● **Instructions for the task**
Go through the listing below and gather every line with the word "hans".

[Stored records]

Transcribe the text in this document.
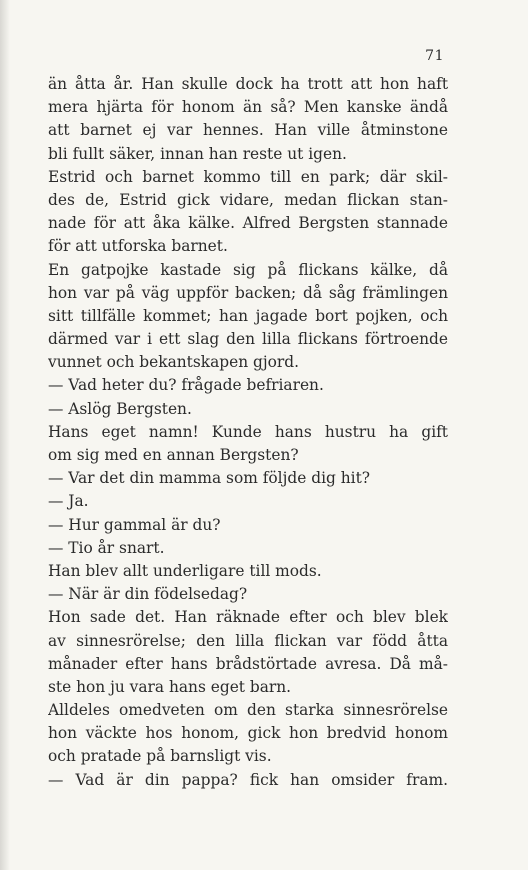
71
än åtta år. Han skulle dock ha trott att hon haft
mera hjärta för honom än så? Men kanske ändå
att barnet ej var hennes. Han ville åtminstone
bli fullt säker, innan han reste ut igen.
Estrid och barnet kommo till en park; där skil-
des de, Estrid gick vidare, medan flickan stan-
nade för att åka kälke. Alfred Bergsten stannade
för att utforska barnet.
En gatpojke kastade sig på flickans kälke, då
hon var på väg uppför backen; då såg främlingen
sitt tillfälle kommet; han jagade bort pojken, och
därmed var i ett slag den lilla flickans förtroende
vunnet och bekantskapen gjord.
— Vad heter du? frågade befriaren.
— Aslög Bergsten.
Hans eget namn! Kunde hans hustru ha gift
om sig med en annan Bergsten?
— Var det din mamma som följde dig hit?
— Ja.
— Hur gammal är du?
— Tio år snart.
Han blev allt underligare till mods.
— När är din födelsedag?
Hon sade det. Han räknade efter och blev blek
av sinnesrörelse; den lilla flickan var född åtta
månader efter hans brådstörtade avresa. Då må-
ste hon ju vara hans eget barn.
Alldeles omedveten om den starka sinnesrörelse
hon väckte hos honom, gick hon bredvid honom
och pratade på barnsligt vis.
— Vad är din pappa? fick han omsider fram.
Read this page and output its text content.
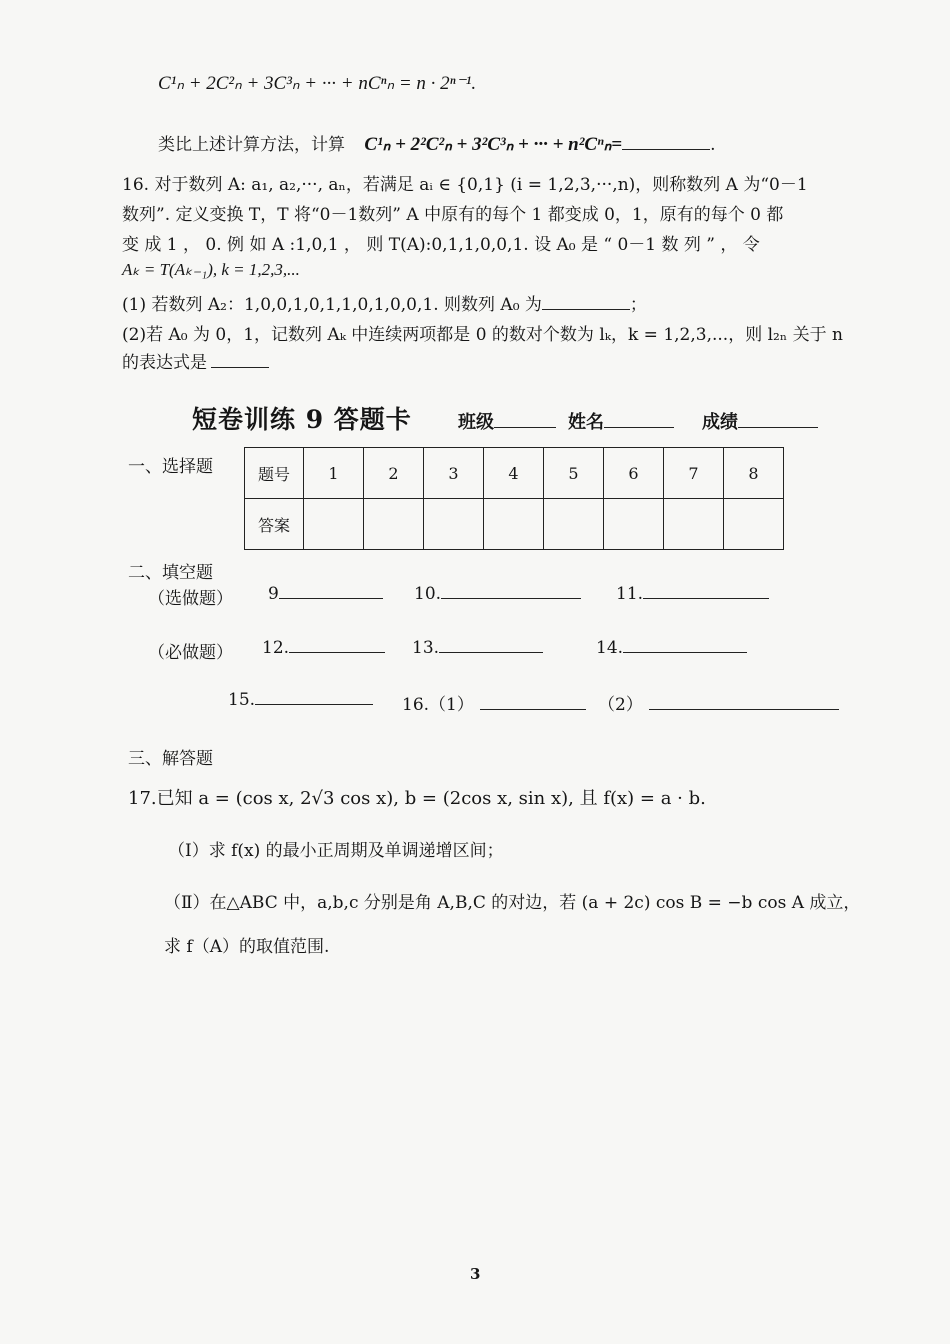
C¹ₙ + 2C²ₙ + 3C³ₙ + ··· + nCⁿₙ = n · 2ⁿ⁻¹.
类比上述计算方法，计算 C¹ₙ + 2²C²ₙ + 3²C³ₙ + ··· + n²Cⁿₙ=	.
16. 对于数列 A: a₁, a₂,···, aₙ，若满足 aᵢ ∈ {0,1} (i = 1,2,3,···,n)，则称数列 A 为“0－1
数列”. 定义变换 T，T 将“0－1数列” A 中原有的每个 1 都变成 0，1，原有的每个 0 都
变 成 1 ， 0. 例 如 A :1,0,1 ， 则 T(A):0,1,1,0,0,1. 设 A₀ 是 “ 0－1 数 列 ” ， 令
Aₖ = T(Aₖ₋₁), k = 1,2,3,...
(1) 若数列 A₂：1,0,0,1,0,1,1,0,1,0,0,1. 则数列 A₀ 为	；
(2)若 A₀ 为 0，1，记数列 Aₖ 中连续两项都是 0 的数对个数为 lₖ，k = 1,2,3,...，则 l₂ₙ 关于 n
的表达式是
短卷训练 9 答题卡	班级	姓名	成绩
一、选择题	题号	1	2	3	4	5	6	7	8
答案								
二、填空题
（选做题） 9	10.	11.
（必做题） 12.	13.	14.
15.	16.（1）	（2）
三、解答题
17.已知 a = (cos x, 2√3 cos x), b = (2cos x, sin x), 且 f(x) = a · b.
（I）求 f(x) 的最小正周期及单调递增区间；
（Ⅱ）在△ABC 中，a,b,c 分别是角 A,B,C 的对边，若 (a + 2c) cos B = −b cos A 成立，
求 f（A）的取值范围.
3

● **Final result**
Hans eget namn! Kunde hans hustru ha gift
månader efter hans brådstörtade avresa. Då må-
ste hon ju vara hans eget barn.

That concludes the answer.